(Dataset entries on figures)
— Begin —
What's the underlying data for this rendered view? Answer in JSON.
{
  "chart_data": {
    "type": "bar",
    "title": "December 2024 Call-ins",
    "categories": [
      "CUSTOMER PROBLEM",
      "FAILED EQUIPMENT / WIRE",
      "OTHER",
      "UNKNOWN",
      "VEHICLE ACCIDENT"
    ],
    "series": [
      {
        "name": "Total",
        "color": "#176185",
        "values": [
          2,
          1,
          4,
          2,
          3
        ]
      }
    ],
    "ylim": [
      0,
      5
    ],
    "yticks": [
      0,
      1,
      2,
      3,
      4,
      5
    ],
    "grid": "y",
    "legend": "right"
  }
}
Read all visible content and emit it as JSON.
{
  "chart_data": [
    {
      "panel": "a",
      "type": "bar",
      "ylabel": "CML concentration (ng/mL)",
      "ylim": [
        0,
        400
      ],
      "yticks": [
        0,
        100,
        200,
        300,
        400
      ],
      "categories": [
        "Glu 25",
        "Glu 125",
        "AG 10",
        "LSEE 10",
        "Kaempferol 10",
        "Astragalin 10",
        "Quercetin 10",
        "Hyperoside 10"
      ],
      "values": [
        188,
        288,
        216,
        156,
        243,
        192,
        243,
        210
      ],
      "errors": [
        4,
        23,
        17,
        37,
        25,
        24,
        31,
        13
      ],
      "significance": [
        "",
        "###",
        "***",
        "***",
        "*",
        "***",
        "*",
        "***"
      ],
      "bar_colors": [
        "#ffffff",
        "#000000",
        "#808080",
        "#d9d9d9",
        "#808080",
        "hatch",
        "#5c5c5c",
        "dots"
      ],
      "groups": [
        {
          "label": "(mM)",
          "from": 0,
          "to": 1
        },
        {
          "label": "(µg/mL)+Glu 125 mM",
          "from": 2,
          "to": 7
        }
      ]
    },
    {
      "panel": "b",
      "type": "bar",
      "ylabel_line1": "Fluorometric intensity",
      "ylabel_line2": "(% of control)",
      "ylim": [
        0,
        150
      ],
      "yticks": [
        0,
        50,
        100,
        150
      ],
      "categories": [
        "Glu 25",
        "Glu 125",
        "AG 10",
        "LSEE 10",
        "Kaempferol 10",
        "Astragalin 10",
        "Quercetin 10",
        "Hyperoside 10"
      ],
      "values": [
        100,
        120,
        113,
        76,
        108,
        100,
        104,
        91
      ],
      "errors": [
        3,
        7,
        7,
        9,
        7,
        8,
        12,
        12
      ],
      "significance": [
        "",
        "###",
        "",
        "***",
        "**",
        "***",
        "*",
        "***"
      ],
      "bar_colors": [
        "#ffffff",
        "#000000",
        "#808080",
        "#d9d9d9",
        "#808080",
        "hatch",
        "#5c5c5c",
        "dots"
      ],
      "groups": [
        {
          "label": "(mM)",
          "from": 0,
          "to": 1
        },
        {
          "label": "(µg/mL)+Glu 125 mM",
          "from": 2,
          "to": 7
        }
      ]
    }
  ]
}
— End —
## GIVEN PROBLEM:
Using the records above, list each line that includes "JSON".

## THE OUTPUT:
What's the underlying data for this rendered view? Answer in JSON.
Read all visible content and emit it as JSON.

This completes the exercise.